■ Short problem ■
Go through the data below and copy it exactly, skipping every picture.

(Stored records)
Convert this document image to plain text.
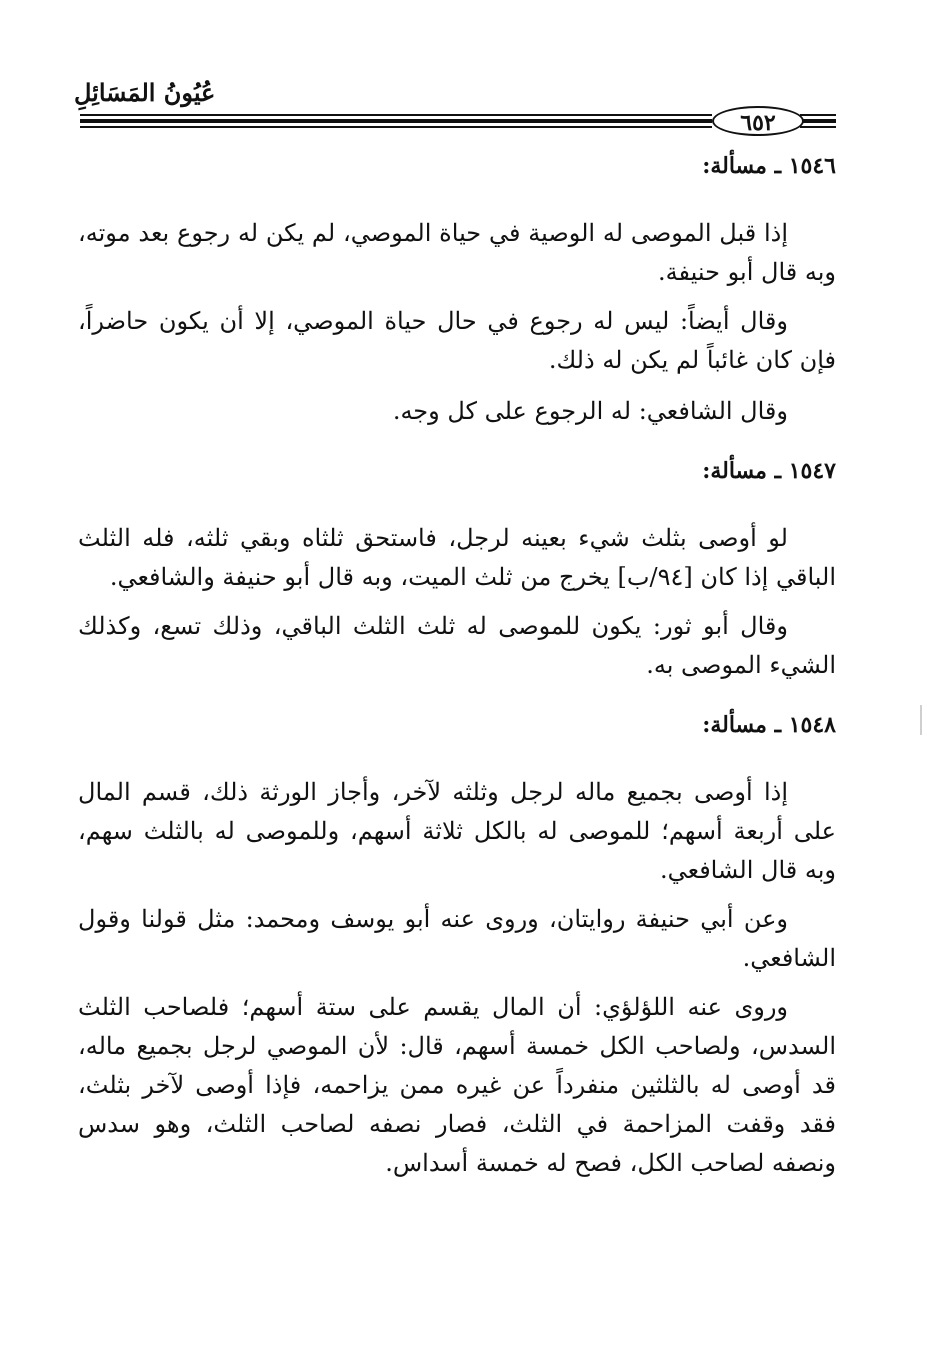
عُيُونُ المَسَائِلِ
٦٥٢
١٥٤٦ ـ مسألة:

إذا قبل الموصى له الوصية في حياة الموصي، لم يكن له رجوع بعد موته، وبه قال أبو حنيفة.

وقال أيضاً: ليس له رجوع في حال حياة الموصي، إلا أن يكون حاضراً، فإن كان غائباً لم يكن له ذلك.

وقال الشافعي: له الرجوع على كل وجه.

١٥٤٧ ـ مسألة:

لو أوصى بثلث شيء بعينه لرجل، فاستحق ثلثاه وبقي ثلثه، فله الثلث الباقي إذا كان [٩٤/ب] يخرج من ثلث الميت، وبه قال أبو حنيفة والشافعي.

وقال أبو ثور: يكون للموصى له ثلث الثلث الباقي، وذلك تسع، وكذلك الشيء الموصى به.

١٥٤٨ ـ مسألة:

إذا أوصى بجميع ماله لرجل وثلثه لآخر، وأجاز الورثة ذلك، قسم المال على أربعة أسهم؛ للموصى له بالكل ثلاثة أسهم، وللموصى له بالثلث سهم، وبه قال الشافعي.

وعن أبي حنيفة روايتان، وروى عنه أبو يوسف ومحمد: مثل قولنا وقول الشافعي.

وروى عنه اللؤلؤي: أن المال يقسم على ستة أسهم؛ فلصاحب الثلث السدس، ولصاحب الكل خمسة أسهم، قال: لأن الموصي لرجل بجميع ماله، قد أوصى له بالثلثين منفرداً عن غيره ممن يزاحمه، فإذا أوصى لآخر بثلث، فقد وقفت المزاحمة في الثلث، فصار نصفه لصاحب الثلث، وهو سدس ونصفه لصاحب الكل، فصح له خمسة أسداس.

■ Exercise solution ■
Convert this document image to plain text.
عُيُونُ المَسَائِلِ
٦٥٢
١٥٤٦ ـ مسألة:

إذا قبل الموصى له الوصية في حياة الموصي، لم يكن له رجوع بعد موته، وبه قال أبو حنيفة.

وقال أيضاً: ليس له رجوع في حال حياة الموصي، إلا أن يكون حاضراً، فإن كان غائباً لم يكن له ذلك.

وقال الشافعي: له الرجوع على كل وجه.

١٥٤٧ ـ مسألة:

لو أوصى بثلث شيء بعينه لرجل، فاستحق ثلثاه وبقي ثلثه، فله الثلث الباقي إذا كان [٩٤/ب] يخرج من ثلث الميت، وبه قال أبو حنيفة والشافعي.

وقال أبو ثور: يكون للموصى له ثلث الثلث الباقي، وذلك تسع، وكذلك الشيء الموصى به.

١٥٤٨ ـ مسألة:

إذا أوصى بجميع ماله لرجل وثلثه لآخر، وأجاز الورثة ذلك، قسم المال على أربعة أسهم؛ للموصى له بالكل ثلاثة أسهم، وللموصى له بالثلث سهم، وبه قال الشافعي.

وعن أبي حنيفة روايتان، وروى عنه أبو يوسف ومحمد: مثل قولنا وقول الشافعي.

وروى عنه اللؤلؤي: أن المال يقسم على ستة أسهم؛ فلصاحب الثلث السدس، ولصاحب الكل خمسة أسهم، قال: لأن الموصي لرجل بجميع ماله، قد أوصى له بالثلثين منفرداً عن غيره ممن يزاحمه، فإذا أوصى لآخر بثلث، فقد وقفت المزاحمة في الثلث، فصار نصفه لصاحب الثلث، وهو سدس ونصفه لصاحب الكل، فصح له خمسة أسداس.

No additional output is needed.